■ **DESCRIPTION OF THE TASK**:
Only lines with the word "purple" are needed; collect each of them from the listing below.

■ **STORED DATA**:
....
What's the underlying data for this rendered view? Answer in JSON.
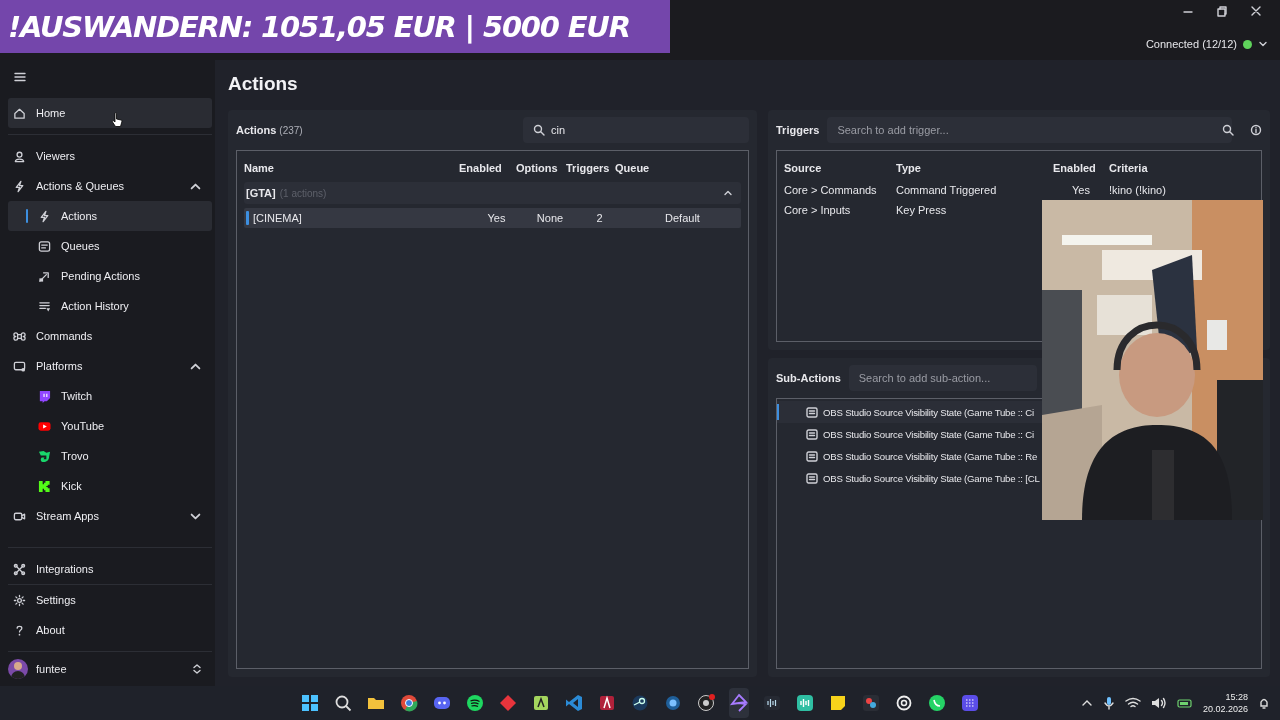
{
  "overlay_banner": {
    "text": "!AUSWANDERN: 1051,05 EUR | 5000 EUR"
  },
  "window": {
    "connection": {
      "label": "Connected (12/12)",
      "connected": true
    }
  },
  "sidebar": {
    "items": [
      {
        "label": "Home",
        "highlighted": true,
        "selected": false
      },
      {
        "label": "Viewers",
        "highlighted": false,
        "selected": false
      },
      {
        "label": "Actions & Queues",
        "highlighted": false,
        "selected": false,
        "expanded": true,
        "children": [
          {
            "label": "Actions",
            "highlighted": true,
            "selected": true
          },
          {
            "label": "Queues",
            "highlighted": false,
            "selected": false
          },
          {
            "label": "Pending Actions",
            "highlighted": false,
            "selected": false
          },
          {
            "label": "Action History",
            "highlighted": false,
            "selected": false
          }
        ]
      },
      {
        "label": "Commands",
        "highlighted": false,
        "selected": false
      },
      {
        "label": "Platforms",
        "highlighted": false,
        "selected": false,
        "expanded": true,
        "children": [
          {
            "label": "Twitch",
            "highlighted": false,
            "selected": false
          },
          {
            "label": "YouTube",
            "highlighted": false,
            "selected": false
          },
          {
            "label": "Trovo",
            "highlighted": false,
            "selected": false
          },
          {
            "label": "Kick",
            "highlighted": false,
            "selected": false
          }
        ]
      },
      {
        "label": "Stream Apps",
        "highlighted": false,
        "selected": false,
        "expanded": false
      }
    ],
    "footer_items": [
      {
        "label": "Integrations"
      },
      {
        "label": "Settings"
      },
      {
        "label": "About"
      }
    ],
    "user": {
      "name": "funtee"
    }
  },
  "page_title": "Actions",
  "actions": {
    "title": "Actions",
    "count": "(237)",
    "search": {
      "value": "cin"
    },
    "columns": [
      "Name",
      "Enabled",
      "Options",
      "Triggers",
      "Queue"
    ],
    "groups": [
      {
        "name": "[GTA]",
        "count": "(1 actions)",
        "expanded": true,
        "rows": [
          {
            "name": "[CINEMA]",
            "enabled": "Yes",
            "options": "None",
            "triggers": "2",
            "queue": "Default",
            "selected": true
          }
        ]
      }
    ]
  },
  "triggers": {
    "title": "Triggers",
    "search": {
      "placeholder": "Search to add trigger..."
    },
    "columns": [
      "Source",
      "Type",
      "Enabled",
      "Criteria"
    ],
    "rows": [
      {
        "source": "Core > Commands",
        "type": "Command Triggered",
        "enabled": "Yes",
        "criteria": "!kino (!kino)"
      },
      {
        "source": "Core > Inputs",
        "type": "Key Press"
      }
    ]
  },
  "sub_actions": {
    "title": "Sub-Actions",
    "search": {
      "placeholder": "Search to add sub-action..."
    },
    "rows": [
      {
        "text": "OBS Studio Source Visibility State (Game Tube :: Ci",
        "selected": true
      },
      {
        "text": "OBS Studio Source Visibility State (Game Tube :: Ci",
        "selected": false
      },
      {
        "text": "OBS Studio Source Visibility State (Game Tube :: Re",
        "selected": false
      },
      {
        "text": "OBS Studio Source Visibility State (Game Tube :: [CL",
        "selected": false
      }
    ]
  },
  "taskbar": {
    "time": "15:28",
    "date": "20.02.2026"
  }
}
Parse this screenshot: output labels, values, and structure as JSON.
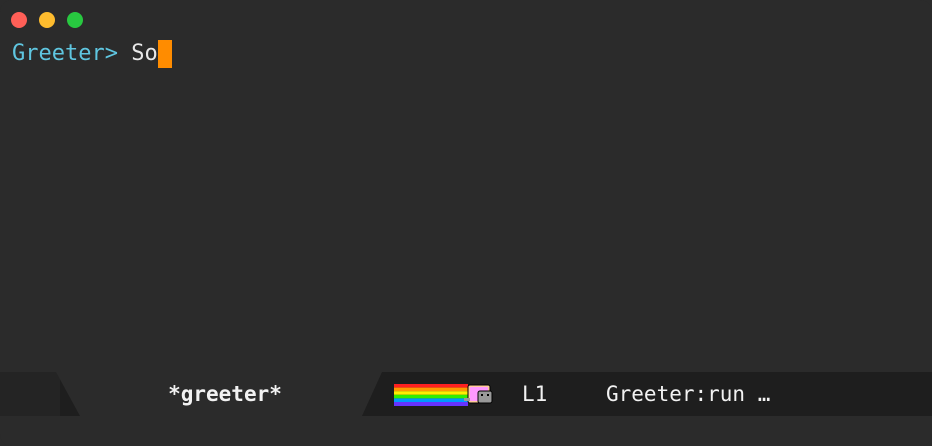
{
  "window": {
    "controls": [
      "close",
      "minimize",
      "maximize"
    ]
  },
  "repl": {
    "prompt": "Greeter>",
    "input": "So"
  },
  "modeline": {
    "buffer_name": "*greeter*",
    "line": "L1",
    "function": "Greeter:run …",
    "progress_icon": "nyan-cat-icon"
  },
  "colors": {
    "background": "#2b2b2b",
    "prompt": "#5fc6e0",
    "cursor": "#ff8c00",
    "modeline": "#1e1e1e"
  }
}
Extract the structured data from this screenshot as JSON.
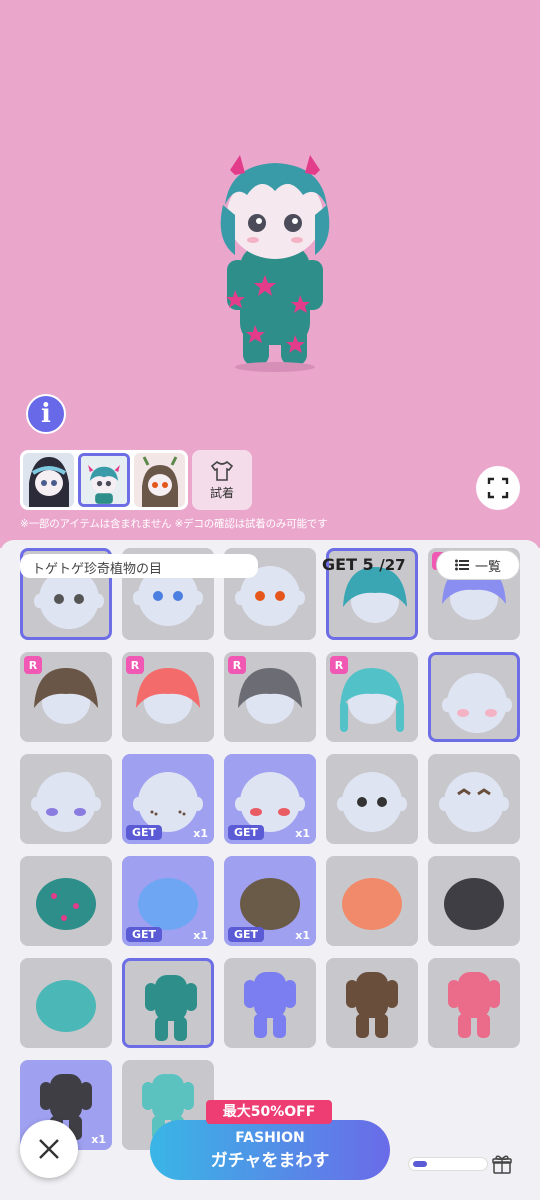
{
  "preview": {
    "info_label": "i",
    "try_on_label": "試着",
    "note": "※一部のアイテムは含まれません ※デコの確認は試着のみ可能です"
  },
  "panel": {
    "title": "トゲトゲ珍奇植物の目",
    "get_prefix": "GET ",
    "get_count": "5",
    "get_total": "/27",
    "list_label": "一覧"
  },
  "items": [
    {
      "kind": "face-eyes-grey",
      "sel": true
    },
    {
      "kind": "face-eyes-blue"
    },
    {
      "kind": "face-eyes-orange"
    },
    {
      "kind": "hair-teal",
      "sel": true
    },
    {
      "kind": "hair-purple",
      "rare": true
    },
    {
      "kind": "hood-brown",
      "rare": true
    },
    {
      "kind": "hair-rainbow",
      "rare": true
    },
    {
      "kind": "hair-zebra",
      "rare": true
    },
    {
      "kind": "hair-teal-braids",
      "rare": true
    },
    {
      "kind": "face-blush-pink",
      "sel": true
    },
    {
      "kind": "face-blush-purple"
    },
    {
      "kind": "face-freckles",
      "blue": true,
      "get": true,
      "count": "x1"
    },
    {
      "kind": "face-blush-red",
      "blue": true,
      "get": true,
      "count": "x1"
    },
    {
      "kind": "face-dark-eyes"
    },
    {
      "kind": "face-bat-brows"
    },
    {
      "kind": "cactus-ball"
    },
    {
      "kind": "plant-blue",
      "blue": true,
      "get": true,
      "count": "x1"
    },
    {
      "kind": "bag-brown",
      "blue": true,
      "get": true,
      "count": "x1"
    },
    {
      "kind": "plant-rainbow"
    },
    {
      "kind": "plant-zebra"
    },
    {
      "kind": "plant-teal"
    },
    {
      "kind": "suit-cactus",
      "sel": true
    },
    {
      "kind": "suit-purple"
    },
    {
      "kind": "suit-brown"
    },
    {
      "kind": "suit-rainbow"
    },
    {
      "kind": "suit-zebra",
      "blue": true,
      "count": "x1"
    },
    {
      "kind": "suit-teal"
    }
  ],
  "badges": {
    "rare": "R",
    "get": "GET"
  },
  "bottom": {
    "sale_label": "最大50%OFF",
    "gacha_line1": "FASHION",
    "gacha_line2": "ガチャをまわす",
    "progress_fraction": 0.2
  },
  "colors": {
    "accent": "#6d6de6",
    "background": "#eba6cc",
    "rare": "#f058b4",
    "sale": "#ee3d73"
  }
}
....
■ **RESPONSE TO THIS EXERCISE**:
      "kind": "hair-purple",
      "kind": "face-blush-purple"
      "kind": "suit-purple"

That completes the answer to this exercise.